##### INFORMATION GIVEN #####
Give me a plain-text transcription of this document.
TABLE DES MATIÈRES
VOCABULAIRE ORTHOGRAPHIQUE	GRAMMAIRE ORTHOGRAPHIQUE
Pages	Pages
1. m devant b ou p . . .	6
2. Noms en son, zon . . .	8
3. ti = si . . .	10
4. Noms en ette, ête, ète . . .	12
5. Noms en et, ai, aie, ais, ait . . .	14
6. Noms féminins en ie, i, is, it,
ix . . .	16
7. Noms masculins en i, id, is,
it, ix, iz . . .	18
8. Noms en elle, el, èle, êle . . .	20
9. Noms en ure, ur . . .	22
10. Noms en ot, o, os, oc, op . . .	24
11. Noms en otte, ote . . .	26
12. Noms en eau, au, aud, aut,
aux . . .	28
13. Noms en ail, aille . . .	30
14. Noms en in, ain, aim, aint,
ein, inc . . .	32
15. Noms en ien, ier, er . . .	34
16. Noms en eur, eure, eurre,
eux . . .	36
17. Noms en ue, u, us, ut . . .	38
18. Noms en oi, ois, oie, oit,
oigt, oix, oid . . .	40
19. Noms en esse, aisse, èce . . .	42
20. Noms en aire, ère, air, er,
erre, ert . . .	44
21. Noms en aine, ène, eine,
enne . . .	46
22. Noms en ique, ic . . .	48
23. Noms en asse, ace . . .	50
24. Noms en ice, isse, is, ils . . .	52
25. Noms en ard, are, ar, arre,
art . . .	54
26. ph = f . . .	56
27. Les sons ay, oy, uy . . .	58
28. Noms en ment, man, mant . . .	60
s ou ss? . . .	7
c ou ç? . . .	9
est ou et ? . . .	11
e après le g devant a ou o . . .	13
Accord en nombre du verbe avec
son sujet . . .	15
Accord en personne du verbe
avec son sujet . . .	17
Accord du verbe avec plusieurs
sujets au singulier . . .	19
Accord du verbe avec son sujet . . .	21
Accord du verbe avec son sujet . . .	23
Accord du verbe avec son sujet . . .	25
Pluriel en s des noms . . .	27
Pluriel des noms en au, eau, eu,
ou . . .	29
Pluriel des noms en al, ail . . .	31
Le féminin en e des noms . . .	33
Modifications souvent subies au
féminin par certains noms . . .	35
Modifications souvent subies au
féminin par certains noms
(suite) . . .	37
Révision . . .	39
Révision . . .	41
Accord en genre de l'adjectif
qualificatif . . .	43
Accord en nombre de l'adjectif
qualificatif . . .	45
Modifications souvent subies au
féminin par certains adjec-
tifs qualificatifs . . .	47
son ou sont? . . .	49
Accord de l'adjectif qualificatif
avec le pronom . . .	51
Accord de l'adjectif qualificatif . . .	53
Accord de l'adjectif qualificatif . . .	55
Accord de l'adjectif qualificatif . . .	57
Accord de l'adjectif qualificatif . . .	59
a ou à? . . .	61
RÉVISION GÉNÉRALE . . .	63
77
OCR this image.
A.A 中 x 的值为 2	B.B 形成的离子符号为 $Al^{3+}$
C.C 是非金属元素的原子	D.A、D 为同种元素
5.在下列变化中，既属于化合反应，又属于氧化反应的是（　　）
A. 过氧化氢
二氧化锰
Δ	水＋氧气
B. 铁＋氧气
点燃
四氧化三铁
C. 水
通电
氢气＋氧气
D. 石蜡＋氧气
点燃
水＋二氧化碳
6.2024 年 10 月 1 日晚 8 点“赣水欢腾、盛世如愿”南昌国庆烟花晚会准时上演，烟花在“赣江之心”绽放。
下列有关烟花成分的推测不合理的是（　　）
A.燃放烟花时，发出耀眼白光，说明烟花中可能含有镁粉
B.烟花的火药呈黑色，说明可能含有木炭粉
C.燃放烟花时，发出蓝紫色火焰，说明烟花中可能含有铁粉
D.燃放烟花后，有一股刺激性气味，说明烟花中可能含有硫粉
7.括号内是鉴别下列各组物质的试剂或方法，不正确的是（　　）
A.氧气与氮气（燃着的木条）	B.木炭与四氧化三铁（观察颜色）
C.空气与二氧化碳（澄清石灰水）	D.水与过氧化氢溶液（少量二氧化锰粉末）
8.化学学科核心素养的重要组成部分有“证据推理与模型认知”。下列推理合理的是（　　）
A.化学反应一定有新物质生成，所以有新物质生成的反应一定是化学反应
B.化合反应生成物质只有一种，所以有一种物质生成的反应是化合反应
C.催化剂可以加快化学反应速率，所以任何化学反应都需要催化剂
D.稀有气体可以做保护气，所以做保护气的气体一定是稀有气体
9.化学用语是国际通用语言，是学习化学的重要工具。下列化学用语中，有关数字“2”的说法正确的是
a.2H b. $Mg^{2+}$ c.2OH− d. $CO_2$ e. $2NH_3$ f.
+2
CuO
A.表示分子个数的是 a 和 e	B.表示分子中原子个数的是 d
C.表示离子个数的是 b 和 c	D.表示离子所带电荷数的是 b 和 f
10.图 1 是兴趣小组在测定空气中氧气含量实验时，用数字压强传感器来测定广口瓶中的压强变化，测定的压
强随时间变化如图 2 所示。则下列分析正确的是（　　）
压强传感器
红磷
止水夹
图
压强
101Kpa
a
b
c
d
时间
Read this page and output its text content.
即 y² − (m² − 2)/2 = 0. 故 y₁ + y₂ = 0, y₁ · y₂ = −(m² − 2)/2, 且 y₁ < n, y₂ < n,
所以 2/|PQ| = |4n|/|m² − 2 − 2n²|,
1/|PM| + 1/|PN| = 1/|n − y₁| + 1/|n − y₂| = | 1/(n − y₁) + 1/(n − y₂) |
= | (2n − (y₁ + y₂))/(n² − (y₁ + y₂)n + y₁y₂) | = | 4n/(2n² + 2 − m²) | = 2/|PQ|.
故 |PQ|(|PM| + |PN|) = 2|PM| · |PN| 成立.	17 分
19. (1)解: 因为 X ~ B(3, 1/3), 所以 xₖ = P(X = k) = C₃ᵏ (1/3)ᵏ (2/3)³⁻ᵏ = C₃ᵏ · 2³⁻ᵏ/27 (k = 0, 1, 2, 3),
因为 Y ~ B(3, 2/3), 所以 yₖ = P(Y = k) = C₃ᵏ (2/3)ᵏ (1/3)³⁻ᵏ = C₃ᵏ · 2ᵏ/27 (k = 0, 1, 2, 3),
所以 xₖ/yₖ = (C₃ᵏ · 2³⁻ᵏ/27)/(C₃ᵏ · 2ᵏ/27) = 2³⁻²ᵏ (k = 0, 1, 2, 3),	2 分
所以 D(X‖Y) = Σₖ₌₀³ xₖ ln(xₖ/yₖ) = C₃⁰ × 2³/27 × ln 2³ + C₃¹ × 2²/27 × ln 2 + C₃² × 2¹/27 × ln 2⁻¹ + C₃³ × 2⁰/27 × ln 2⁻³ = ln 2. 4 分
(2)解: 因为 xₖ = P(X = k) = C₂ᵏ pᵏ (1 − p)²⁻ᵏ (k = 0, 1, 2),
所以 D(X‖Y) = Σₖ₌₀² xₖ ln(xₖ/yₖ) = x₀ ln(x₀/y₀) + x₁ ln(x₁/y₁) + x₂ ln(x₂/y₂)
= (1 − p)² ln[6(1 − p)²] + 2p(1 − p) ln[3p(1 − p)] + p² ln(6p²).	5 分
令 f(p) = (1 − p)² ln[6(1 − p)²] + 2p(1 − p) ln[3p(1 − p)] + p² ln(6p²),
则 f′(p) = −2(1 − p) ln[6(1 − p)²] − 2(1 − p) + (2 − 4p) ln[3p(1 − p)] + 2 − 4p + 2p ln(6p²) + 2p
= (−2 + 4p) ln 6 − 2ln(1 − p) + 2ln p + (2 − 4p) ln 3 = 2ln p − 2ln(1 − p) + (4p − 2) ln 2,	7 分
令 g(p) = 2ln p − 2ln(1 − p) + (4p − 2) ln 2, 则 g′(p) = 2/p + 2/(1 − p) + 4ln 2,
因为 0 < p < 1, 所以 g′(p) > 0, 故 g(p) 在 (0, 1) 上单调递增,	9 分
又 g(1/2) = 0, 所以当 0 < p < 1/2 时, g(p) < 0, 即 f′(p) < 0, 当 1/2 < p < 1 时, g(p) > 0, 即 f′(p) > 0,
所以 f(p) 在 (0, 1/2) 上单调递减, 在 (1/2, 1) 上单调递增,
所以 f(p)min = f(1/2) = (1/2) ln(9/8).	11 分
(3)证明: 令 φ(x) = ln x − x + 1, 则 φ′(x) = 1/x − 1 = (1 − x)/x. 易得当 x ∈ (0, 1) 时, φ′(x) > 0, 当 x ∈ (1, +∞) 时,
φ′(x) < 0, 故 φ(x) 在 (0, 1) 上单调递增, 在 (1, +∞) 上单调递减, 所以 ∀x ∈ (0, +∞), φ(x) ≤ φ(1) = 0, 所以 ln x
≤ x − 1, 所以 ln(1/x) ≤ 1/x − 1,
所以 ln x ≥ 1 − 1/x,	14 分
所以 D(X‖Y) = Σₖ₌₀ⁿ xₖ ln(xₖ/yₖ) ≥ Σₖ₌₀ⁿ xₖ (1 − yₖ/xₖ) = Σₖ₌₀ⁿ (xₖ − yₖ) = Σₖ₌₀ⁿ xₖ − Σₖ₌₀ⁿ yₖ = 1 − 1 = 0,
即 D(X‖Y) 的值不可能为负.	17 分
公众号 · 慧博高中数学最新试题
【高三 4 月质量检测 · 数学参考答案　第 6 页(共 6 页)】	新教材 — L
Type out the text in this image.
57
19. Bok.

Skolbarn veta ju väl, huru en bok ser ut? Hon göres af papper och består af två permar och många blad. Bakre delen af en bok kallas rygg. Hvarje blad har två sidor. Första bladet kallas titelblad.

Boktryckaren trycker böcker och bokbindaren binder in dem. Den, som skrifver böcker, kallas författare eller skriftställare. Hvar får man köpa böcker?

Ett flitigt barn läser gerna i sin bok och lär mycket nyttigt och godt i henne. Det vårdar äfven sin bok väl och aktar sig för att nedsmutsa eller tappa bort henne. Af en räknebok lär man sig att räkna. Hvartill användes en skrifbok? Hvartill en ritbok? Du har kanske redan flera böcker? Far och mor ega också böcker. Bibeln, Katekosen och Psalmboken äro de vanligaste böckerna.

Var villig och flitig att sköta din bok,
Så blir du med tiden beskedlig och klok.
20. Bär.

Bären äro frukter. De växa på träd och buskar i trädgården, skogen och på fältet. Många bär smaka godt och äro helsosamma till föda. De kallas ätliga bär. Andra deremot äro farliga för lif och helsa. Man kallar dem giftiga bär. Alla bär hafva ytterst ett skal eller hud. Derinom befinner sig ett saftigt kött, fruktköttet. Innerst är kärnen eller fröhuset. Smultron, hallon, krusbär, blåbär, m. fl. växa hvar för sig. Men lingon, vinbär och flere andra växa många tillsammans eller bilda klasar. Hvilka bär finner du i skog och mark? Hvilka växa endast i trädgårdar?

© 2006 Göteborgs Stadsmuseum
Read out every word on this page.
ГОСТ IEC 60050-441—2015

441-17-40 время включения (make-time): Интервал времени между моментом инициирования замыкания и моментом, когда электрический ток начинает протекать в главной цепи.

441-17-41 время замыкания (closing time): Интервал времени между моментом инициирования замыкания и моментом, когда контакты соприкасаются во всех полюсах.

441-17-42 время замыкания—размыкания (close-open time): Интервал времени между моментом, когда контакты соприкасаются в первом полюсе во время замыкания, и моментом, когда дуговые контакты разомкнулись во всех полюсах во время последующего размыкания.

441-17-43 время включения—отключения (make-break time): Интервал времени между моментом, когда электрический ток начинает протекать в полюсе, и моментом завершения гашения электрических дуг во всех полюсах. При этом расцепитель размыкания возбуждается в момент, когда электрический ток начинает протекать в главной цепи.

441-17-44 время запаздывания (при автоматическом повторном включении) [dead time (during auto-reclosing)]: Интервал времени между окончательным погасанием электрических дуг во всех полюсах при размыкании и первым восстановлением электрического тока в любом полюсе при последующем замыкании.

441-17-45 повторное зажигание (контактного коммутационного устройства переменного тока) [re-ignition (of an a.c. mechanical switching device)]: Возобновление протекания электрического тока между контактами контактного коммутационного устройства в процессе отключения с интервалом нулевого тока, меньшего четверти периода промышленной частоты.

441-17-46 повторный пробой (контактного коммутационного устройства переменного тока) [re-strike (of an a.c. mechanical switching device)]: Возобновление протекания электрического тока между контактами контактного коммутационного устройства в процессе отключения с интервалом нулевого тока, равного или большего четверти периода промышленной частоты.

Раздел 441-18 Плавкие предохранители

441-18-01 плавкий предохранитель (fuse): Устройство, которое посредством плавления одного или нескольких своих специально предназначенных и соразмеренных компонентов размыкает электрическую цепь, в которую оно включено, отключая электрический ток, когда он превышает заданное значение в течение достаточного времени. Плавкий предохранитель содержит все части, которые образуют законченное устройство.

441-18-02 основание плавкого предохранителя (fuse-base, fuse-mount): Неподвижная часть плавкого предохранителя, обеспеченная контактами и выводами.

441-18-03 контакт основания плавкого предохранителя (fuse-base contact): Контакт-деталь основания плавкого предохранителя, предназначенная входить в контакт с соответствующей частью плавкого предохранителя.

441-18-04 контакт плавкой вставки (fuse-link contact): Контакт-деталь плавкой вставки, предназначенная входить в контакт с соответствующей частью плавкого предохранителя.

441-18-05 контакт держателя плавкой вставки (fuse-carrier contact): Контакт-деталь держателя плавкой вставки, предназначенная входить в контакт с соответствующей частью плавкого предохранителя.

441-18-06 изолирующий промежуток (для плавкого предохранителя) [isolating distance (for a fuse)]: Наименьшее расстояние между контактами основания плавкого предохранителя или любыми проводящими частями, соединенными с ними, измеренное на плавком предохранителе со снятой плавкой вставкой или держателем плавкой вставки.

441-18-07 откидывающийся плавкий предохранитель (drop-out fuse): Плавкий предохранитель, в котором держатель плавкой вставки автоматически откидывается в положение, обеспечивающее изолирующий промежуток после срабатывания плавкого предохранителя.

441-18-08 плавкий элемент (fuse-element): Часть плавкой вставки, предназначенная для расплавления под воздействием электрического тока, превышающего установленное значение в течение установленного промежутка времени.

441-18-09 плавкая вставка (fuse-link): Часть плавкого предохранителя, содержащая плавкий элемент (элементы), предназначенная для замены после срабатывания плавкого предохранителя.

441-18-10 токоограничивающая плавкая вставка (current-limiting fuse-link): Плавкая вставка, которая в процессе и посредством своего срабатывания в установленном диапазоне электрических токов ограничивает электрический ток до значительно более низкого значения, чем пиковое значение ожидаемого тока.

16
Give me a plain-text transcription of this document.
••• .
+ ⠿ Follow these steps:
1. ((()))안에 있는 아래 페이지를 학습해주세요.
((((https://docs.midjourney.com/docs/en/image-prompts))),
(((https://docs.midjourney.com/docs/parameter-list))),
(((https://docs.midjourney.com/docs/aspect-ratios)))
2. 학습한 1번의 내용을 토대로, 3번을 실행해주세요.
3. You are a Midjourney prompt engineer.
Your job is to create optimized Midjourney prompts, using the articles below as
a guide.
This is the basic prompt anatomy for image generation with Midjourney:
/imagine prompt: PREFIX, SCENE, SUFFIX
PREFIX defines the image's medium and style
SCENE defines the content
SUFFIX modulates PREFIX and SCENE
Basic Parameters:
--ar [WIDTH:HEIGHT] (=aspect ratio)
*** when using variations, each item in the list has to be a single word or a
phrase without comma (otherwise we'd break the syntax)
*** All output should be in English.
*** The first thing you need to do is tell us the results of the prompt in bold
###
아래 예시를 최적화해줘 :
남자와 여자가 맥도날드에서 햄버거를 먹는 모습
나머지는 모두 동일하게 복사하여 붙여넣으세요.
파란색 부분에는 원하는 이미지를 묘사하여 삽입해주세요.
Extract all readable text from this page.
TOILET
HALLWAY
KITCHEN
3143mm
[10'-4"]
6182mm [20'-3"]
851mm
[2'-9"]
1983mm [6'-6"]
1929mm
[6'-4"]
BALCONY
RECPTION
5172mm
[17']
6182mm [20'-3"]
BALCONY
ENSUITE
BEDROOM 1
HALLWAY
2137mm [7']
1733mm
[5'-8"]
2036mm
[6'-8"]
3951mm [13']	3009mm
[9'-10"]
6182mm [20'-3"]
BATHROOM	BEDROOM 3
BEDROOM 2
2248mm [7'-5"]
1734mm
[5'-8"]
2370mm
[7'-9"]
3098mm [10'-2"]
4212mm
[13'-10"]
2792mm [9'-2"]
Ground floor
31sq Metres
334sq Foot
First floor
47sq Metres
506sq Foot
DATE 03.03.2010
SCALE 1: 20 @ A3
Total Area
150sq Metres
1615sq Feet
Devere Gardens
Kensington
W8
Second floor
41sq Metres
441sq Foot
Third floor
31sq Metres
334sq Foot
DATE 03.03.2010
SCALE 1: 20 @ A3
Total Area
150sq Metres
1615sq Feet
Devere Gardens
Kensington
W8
#####
**PROBLEM**
Determine the number of lines in the records that include the string "certains", and respond with that number only.

**WORKED SOLUTION**
3